[Start EXTRACTED ENTRIES]

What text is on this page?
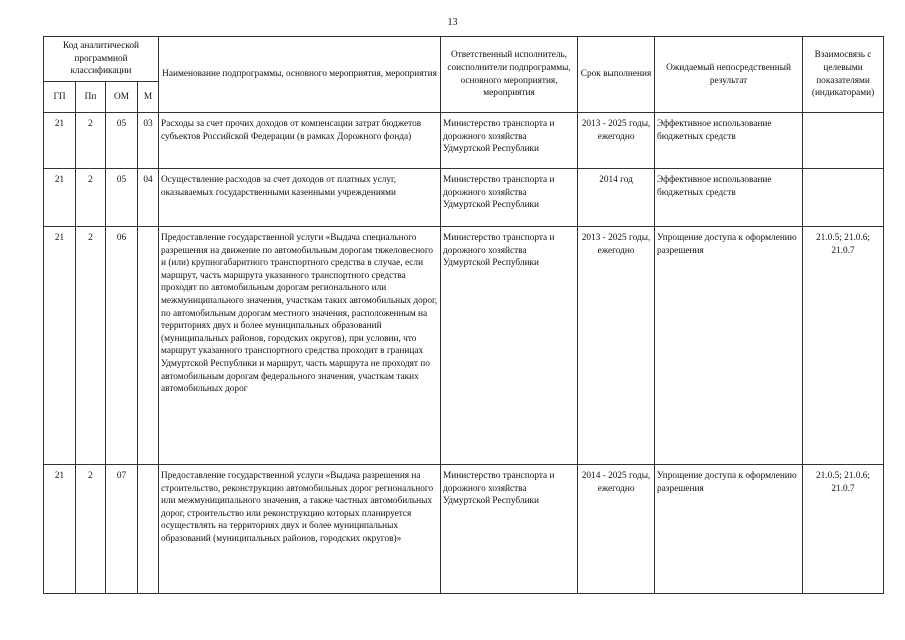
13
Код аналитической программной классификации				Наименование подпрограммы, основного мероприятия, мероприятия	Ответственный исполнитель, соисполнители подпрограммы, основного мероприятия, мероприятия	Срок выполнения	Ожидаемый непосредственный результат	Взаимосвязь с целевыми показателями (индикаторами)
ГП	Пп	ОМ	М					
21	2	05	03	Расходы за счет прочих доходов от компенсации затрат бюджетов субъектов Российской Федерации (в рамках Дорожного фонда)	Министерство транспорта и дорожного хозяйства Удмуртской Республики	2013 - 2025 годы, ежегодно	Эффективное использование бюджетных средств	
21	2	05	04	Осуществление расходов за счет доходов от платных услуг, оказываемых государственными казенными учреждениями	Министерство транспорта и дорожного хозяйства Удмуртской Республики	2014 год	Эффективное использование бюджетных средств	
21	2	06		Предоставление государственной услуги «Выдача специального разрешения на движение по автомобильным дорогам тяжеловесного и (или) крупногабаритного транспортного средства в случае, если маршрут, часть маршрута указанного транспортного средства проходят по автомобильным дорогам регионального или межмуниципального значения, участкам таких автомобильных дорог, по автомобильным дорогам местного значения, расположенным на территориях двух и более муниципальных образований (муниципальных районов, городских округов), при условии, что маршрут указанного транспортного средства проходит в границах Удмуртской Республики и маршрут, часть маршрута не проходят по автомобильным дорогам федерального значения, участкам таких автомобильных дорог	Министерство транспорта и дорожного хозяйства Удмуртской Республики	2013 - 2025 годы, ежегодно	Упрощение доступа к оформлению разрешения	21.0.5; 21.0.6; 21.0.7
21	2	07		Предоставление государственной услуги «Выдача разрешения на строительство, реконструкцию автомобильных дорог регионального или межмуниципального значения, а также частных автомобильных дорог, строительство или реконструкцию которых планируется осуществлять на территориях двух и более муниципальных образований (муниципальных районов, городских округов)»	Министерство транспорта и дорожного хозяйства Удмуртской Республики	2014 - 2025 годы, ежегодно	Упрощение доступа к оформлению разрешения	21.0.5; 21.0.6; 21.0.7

[End EXTRACTED ENTRIES]
[Start EXTRACTED ENTRIES]

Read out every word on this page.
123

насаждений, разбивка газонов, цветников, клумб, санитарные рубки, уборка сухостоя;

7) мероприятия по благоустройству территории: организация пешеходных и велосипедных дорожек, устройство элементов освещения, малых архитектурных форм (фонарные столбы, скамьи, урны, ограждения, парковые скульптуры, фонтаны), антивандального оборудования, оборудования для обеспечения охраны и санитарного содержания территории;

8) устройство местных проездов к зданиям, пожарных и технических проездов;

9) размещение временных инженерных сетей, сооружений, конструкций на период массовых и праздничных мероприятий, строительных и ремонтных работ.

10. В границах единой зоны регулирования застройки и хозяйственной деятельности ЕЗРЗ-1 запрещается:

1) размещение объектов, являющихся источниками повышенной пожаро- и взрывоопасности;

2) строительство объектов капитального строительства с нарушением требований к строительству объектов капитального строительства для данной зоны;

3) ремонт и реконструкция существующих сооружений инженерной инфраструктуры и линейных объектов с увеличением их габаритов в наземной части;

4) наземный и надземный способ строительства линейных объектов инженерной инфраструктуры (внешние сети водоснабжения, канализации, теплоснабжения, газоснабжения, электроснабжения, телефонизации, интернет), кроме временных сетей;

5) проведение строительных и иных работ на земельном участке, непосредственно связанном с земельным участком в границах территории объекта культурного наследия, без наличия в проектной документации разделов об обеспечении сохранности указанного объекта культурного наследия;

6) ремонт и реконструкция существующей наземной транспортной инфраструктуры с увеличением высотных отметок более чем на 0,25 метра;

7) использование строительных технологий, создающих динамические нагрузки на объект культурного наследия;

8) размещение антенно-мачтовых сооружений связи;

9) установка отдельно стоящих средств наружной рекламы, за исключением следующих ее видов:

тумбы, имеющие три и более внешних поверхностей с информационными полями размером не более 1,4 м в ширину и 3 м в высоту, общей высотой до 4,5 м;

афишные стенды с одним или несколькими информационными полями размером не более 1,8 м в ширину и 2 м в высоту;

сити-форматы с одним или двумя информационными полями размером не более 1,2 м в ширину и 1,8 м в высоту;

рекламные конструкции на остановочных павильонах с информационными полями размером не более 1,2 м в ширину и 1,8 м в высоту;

[End EXTRACTED ENTRIES]

▶ **EXERCISE AIM**
Copy out all lines that carry the word "размещение".

▶ **OUTPUT BELOW**
9) размещение временных инженерных сетей, сооружений, конструкций на период массовых и праздничных мероприятий, строительных и ремонтных работ.
1) размещение объектов, являющихся источниками повышенной пожаро- и взрывоопасности;
8) размещение антенно-мачтовых сооружений связи;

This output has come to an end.